Short problem 1 >> Summarize the excerpt on exponential sums in two sentences.
Short problem 2 >>
Answer these questions about the excerpt on exponential sums.
(a) Which set is Ω defined to be?
(b) What two conditions make the representation (4.3) reduced?
(c) What value does Proposition 4.2 give for the ranks of Θ_f and Γ_f?
Short problem 3 >> Write the next part of the excerpt on exponential sums, picking up right after equation (4.4).

Page excerpt >>
= = =

The set \(\{e^{{\zeta }\cdot \varvec{x}}:~{\zeta }\in {\Phi }\}\) is linearly independent as functions on \(\{-N,\ldots ,N\}^d\).

Proof

If \(d=1\) the result is standard, see e.g. Proposition 1.1 in [18] or [12, Sec. 3.3]. For \(d>1\), the function \(e^{{\zeta }\cdot \varvec{x}}=e^{{\zeta }_1\varvec{x}_1}\ldots e^{{\zeta }_d\varvec{x}_d}\) is a tensor. The desired conclusion now follows from the \(d=1\) case and standard tensor product theory.

We now set \(\varvec{\Upsilon }=\varvec{\Xi }=\{-N,\ldots ,N\}^d\), and let \(\varvec{\Omega }=\{-2N,\ldots ,2N\}^d\) in accordance with Sect. 4.1. Consider functions f on \(\varvec{\Omega }\) given by

$$\begin{aligned} f(\varvec{x})=\sum _{k=1}^K c_k e^{{\zeta }_k\cdot \varvec{x}}. \end{aligned}$$
(4.3)

We say that the representation (4.3) is reduced if all \({\zeta }_k\)’s are distinct and the corresponding coefficients \(c_k\) are non-zero.

Proposition 4.2

Let \({\Phi }\) be as before. Let the function f on \(\{-2N,\ldots ,2N\}^d\) be of the reduced form (4.3) where each \({\zeta }_k\) is an element of \({\Phi }\). Then

$$\begin{aligned} \mathsf {Rank}~ \varvec{\Theta }_f=\mathsf {Rank}~ \varvec{\Gamma }_f=K. \end{aligned}$$

Proof

Pick a fixed \({\zeta }\in {\mathbb C}^d\) and consider \(f(\varvec{x})=e^{{\zeta }\cdot \varvec{x}}\) then

$$\begin{aligned} \varvec{\Theta }_{f}(g)(\varvec{x})=\sum _{\varvec{y}\in \varvec{\Upsilon }}e^{{\zeta }\cdot \varvec{x}}e^{-{\zeta }\cdot \varvec{y}}g(\varvec{y})=e^{\zeta \cdot \varvec{x}}\langle g, \overline{e^{-{\zeta }\cdot \varvec{y}}}\rangle , \end{aligned}$$
(4.4)

= = =

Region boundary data
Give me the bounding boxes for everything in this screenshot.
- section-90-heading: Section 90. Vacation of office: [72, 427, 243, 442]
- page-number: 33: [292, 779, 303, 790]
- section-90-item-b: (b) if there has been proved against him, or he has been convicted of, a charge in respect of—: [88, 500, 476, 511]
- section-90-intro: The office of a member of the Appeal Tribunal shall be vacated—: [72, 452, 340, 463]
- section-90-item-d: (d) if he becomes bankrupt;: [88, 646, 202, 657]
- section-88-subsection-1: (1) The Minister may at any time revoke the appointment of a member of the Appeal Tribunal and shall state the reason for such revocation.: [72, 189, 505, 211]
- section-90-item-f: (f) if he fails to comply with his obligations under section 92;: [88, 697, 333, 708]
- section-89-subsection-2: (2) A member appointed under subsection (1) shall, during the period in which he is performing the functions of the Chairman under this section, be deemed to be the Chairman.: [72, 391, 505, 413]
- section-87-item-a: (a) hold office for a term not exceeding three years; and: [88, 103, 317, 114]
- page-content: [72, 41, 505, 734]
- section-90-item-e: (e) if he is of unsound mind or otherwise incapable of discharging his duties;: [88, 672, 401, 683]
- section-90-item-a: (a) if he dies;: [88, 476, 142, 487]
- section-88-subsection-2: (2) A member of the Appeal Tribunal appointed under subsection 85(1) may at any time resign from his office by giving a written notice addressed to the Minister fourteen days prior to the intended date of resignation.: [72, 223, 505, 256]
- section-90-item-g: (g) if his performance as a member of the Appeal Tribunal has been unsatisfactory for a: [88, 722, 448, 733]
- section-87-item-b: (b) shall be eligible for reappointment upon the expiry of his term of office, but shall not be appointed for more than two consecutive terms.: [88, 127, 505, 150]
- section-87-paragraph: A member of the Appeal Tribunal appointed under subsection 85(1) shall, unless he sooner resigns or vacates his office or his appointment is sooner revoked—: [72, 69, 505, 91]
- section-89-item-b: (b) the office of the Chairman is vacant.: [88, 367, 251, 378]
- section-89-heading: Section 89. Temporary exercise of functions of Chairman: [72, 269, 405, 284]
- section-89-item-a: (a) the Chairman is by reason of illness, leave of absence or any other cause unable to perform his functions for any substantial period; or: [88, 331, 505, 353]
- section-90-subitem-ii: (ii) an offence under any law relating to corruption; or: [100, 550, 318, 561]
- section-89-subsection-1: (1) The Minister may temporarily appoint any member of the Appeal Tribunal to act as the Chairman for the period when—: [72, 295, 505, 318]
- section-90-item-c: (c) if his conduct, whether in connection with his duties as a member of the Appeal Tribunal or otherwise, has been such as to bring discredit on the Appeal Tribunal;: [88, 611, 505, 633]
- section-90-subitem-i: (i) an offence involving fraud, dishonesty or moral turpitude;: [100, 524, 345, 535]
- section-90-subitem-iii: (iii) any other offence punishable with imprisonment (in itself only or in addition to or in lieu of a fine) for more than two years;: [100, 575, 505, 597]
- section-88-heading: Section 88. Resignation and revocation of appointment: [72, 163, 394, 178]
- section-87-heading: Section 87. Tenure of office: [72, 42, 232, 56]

= = =

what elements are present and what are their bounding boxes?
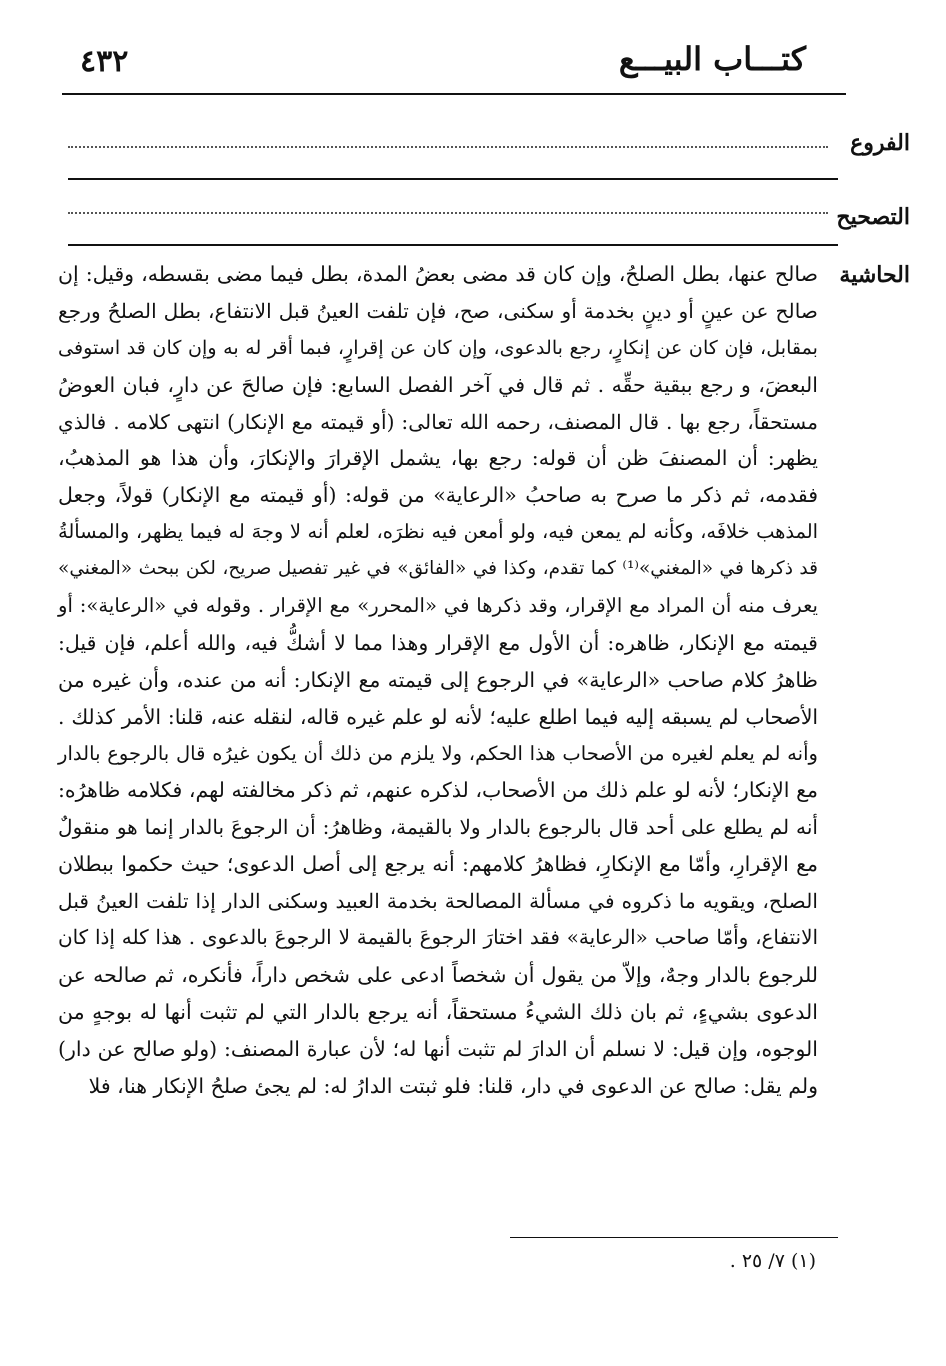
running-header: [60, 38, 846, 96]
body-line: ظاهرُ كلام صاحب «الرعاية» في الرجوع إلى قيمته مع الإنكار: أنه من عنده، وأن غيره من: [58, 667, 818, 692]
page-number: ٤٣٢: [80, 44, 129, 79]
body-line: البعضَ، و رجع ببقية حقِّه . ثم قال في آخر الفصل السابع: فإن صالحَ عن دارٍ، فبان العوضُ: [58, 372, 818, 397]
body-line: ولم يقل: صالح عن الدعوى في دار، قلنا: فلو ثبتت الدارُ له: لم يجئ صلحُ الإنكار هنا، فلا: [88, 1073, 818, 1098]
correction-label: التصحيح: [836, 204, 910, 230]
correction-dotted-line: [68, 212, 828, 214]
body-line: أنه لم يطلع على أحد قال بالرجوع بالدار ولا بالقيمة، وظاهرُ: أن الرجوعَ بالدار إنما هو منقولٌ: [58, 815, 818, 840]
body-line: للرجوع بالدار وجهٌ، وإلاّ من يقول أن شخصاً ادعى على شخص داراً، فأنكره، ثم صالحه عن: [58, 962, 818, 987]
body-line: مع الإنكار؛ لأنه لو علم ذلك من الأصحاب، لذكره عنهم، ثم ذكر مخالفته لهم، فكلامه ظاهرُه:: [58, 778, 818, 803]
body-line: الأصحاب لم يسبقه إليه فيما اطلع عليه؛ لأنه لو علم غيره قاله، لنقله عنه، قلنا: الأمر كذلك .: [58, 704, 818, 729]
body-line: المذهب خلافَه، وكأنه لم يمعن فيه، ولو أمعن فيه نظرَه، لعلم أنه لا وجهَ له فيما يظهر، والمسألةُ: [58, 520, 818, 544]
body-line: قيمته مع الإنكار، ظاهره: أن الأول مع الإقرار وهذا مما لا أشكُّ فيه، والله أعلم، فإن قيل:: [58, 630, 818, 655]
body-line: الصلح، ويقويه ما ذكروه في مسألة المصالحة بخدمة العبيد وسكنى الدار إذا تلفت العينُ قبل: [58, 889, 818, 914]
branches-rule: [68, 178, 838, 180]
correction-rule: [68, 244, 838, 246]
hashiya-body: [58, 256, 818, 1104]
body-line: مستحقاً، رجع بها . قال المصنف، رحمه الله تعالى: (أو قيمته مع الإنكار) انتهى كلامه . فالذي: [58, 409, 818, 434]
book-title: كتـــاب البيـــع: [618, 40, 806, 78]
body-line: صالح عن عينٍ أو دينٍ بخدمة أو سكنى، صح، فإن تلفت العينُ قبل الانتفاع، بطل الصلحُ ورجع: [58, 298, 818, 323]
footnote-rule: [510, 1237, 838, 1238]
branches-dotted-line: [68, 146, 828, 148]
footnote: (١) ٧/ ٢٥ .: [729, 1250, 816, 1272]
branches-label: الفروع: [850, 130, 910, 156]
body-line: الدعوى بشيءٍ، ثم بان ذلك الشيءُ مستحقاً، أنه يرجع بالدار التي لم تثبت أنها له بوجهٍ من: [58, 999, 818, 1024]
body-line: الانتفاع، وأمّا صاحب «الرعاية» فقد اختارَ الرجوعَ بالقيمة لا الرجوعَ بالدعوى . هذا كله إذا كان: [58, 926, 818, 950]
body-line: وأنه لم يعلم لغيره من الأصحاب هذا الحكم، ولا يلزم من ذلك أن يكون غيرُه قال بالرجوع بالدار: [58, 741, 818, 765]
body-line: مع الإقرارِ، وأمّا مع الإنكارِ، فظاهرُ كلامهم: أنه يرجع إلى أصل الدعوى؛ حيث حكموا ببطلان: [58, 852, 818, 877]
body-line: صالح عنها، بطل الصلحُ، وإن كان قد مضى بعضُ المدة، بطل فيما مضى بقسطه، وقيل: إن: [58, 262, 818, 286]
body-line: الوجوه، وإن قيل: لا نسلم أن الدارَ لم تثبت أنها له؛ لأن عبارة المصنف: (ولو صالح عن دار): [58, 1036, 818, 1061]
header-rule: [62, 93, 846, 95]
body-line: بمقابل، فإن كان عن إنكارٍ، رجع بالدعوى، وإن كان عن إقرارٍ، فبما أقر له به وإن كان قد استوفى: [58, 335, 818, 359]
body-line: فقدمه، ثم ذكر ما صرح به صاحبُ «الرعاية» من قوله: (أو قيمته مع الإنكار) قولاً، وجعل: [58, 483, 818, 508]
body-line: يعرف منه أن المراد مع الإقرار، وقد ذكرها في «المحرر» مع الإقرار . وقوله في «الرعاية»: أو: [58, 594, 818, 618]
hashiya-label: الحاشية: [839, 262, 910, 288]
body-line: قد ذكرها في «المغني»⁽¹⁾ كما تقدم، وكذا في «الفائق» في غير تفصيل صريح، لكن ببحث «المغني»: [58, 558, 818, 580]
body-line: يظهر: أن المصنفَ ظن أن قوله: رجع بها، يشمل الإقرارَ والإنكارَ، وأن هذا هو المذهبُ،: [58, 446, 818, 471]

= = =

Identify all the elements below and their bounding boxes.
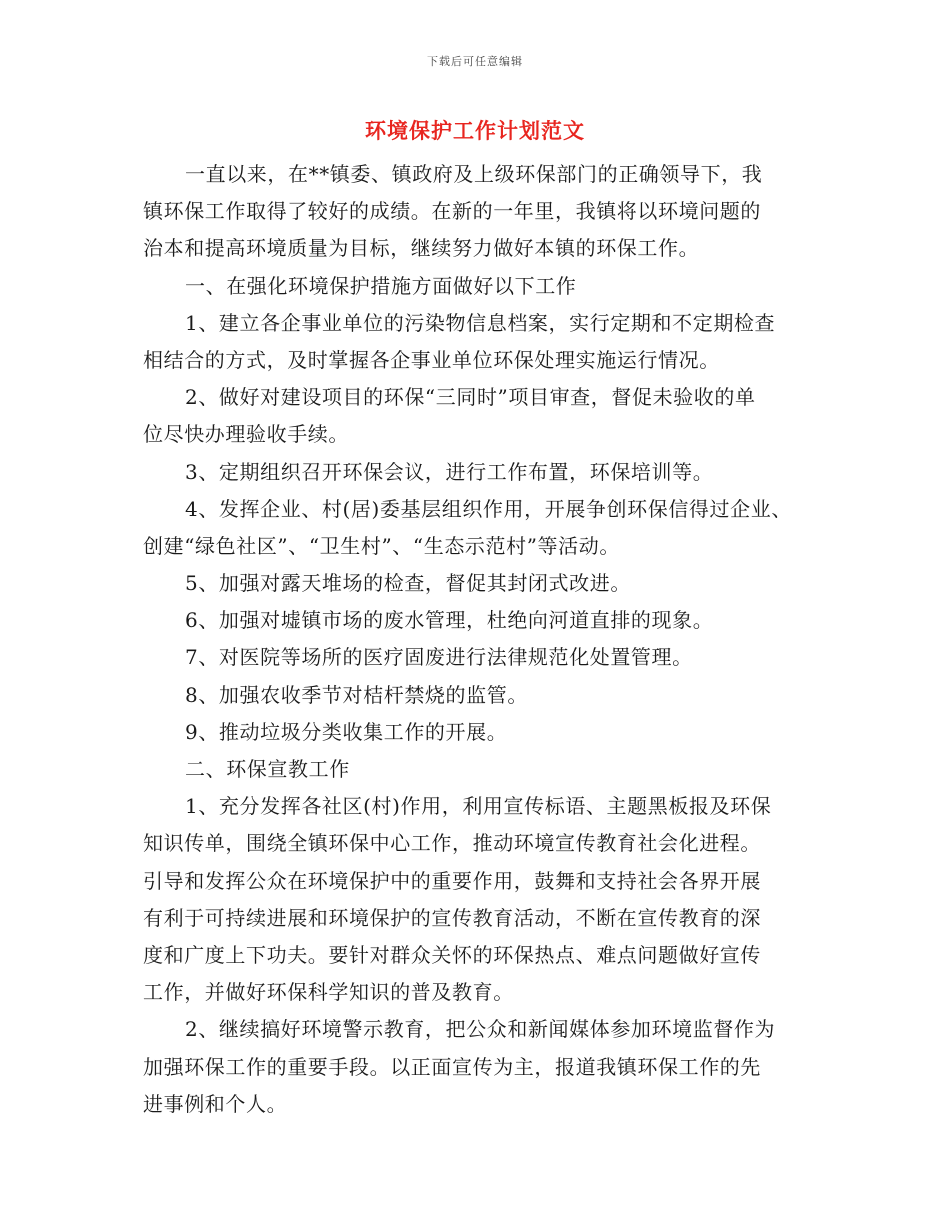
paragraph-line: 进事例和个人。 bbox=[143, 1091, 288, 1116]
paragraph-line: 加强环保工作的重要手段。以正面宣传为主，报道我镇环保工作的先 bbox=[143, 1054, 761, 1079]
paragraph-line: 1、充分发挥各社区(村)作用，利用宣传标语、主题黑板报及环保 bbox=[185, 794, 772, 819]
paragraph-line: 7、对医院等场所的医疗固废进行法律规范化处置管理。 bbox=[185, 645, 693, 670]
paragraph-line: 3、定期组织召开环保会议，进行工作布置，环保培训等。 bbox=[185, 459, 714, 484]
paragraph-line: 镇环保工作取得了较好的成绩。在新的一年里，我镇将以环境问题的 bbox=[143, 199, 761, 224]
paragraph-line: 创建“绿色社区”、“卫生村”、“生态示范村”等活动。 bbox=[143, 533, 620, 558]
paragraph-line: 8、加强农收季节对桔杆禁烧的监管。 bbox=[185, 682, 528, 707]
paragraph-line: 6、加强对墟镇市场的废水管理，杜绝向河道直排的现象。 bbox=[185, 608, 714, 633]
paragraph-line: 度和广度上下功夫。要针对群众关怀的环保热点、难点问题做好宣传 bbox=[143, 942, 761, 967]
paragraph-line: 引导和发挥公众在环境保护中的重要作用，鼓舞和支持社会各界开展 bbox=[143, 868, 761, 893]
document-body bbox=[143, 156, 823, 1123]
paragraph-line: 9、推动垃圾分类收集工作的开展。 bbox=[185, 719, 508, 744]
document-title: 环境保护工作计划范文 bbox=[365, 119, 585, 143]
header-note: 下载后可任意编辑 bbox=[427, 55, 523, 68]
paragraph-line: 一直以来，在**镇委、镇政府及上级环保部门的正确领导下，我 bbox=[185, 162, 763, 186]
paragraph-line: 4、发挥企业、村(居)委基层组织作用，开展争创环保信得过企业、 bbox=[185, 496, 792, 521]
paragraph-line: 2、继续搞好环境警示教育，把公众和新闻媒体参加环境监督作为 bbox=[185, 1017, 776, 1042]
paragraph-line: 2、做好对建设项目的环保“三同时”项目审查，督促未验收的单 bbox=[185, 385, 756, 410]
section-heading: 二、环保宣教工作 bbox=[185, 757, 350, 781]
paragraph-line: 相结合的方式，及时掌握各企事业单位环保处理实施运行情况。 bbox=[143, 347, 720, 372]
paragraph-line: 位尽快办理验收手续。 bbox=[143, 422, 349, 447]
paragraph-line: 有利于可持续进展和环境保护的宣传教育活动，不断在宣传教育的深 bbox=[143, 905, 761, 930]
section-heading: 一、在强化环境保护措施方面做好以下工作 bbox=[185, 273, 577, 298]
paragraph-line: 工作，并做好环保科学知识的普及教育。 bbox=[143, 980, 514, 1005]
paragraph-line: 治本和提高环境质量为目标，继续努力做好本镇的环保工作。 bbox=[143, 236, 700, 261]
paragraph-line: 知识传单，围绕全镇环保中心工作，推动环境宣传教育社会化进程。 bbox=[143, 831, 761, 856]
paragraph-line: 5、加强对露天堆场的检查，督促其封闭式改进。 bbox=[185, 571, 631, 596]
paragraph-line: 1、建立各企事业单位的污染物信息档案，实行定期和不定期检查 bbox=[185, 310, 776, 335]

= = =

Answer 1 >> The excerpt states that the exponentials e^(ζ·x) with ζ in Φ are linearly independent as functions on {-N,…,N}^d, which follows from the standard one-dimensional case and tensor product theory. It then defines functions f on {-2N,…,2N}^d as sums of K such exponentials, calls the representation reduced when the ζ_k are distinct and the coefficients c_k are non-zero, and states in Proposition 4.2 that for a reduced f with each ζ_k in Φ, the ranks of Θ_f and Γ_f both equal K.

Answer 2 >>
(a) Ω is {-2N,…,2N}^d.
(b) All the ζ_k must be distinct, and the corresponding coefficients c_k must be non-zero.
(c) Both ranks equal K.

Answer 3 >>
which has rank 1. For a general f of the form (4.3) the rank will thus be less than or equal to K. But Proposition 4.1 implies that the set \(\{e^{{\zeta }_k\cdot \varvec{x}}\}_{k=1}^K\) is linearly independent as functions on \(\varvec{\Xi }\). Thus the rank will be precisely K, as desired. The argument for \(\Gamma _f\) is analogous. \(\square \)

We end this section with a technical observation concerning 1 variable.

Proposition 4.3

Let f be a vector of length \(m>n+1\) and \(K<n\). Let \(\zeta _1,\ldots ,\zeta _K\) be fixed and suppose that each sub-vector of f with length \(n+1\) can be written of the form (4.3), then f can be written in this form as well.

Proof

Consider two adjacent sub-vectors with overlap of length n. On this overlap the representation (4.3) is unique, due to Proposition 4.1. The result now easily follows.

5 The Multidimensional Discrete Carathéodory-Fejér Theorem

Throughout this section, let \(\varvec{\Upsilon },~\varvec{\Xi }\) and \(\varvec{\Omega }\) be as in Sects. 4.2 and 4.3, i.e. multi-cubes centered at 0. The following theorem was first observed in [53], but using a completely different proof.

Theorem 5.1

Set \(\varvec{\Xi }=\varvec{\Upsilon }=\{-N,\ldots ,N\}^d\). Given f on \(\{-2N,\ldots ,2N\}^d\), suppose that \(\varvec{\Theta }_f\) is PSD and has rank K where \(K\le 2N\). Then f can be written as

$$\begin{aligned} f(\varvec{x})=\sum _{k=1}^K c_k e^{i {\xi }_k\cdot \varvec{x}} \end{aligned}$$
(5.1)

where \(c_k>0\) and \({\xi }_k\in {\mathbb R}^d\) are distinct and unique. Conversely, if f has this form then \(\varvec{\Theta }_f\) is PSD with rank K.

The proof is based on the following simple observation about PSD matrices. Let \(\mathsf {Ran}~ A\) denote the range of a matrix A, and \(\mathsf {Ker}~ A\) its kernel.

Proposition 5.2

Let

$$\begin{aligned} \left( \begin{array}{cc} A &{} B \\ B^* &{} C \\ \end{array} \right) \end{aligned}$$
(5.2)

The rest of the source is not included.